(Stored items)
>> Begin
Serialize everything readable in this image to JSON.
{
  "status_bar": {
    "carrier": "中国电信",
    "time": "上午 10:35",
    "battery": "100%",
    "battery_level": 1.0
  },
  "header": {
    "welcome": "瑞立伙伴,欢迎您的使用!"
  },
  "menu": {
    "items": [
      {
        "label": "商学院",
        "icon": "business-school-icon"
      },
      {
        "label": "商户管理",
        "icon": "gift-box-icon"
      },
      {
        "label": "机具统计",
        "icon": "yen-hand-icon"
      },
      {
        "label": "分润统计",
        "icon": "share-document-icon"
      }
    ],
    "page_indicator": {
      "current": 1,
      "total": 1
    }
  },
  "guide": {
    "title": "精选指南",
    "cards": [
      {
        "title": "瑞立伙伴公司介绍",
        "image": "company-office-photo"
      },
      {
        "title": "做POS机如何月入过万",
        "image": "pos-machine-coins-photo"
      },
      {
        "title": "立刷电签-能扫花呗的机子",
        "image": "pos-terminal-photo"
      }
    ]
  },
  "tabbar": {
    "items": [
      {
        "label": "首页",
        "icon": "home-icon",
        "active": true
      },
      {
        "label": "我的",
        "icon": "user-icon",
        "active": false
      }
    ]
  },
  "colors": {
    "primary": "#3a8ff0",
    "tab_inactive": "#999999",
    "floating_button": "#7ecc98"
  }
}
>> End
Using the data above, return each line exactly as written.

Serialize everything readable in this image to JSON.
{
  "status_bar": {
    "carrier": "中国电信",
    "time": "上午 10:35",
    "battery": "100%",
    "battery_level": 1.0
  },
  "header": {
    "welcome": "瑞立伙伴,欢迎您的使用!"
  },
  "menu": {
    "items": [
      {
        "label": "商学院",
        "icon": "business-school-icon"
      },
      {
        "label": "商户管理",
        "icon": "gift-box-icon"
      },
      {
        "label": "机具统计",
        "icon": "yen-hand-icon"
      },
      {
        "label": "分润统计",
        "icon": "share-document-icon"
      }
    ],
    "page_indicator": {
      "current": 1,
      "total": 1
    }
  },
  "guide": {
    "title": "精选指南",
    "cards": [
      {
        "title": "瑞立伙伴公司介绍",
        "image": "company-office-photo"
      },
      {
        "title": "做POS机如何月入过万",
        "image": "pos-machine-coins-photo"
      },
      {
        "title": "立刷电签-能扫花呗的机子",
        "image": "pos-terminal-photo"
      }
    ]
  },
  "tabbar": {
    "items": [
      {
        "label": "首页",
        "icon": "home-icon",
        "active": true
      },
      {
        "label": "我的",
        "icon": "user-icon",
        "active": false
      }
    ]
  },
  "colors": {
    "primary": "#3a8ff0",
    "tab_inactive": "#999999",
    "floating_button": "#7ecc98"
  }
}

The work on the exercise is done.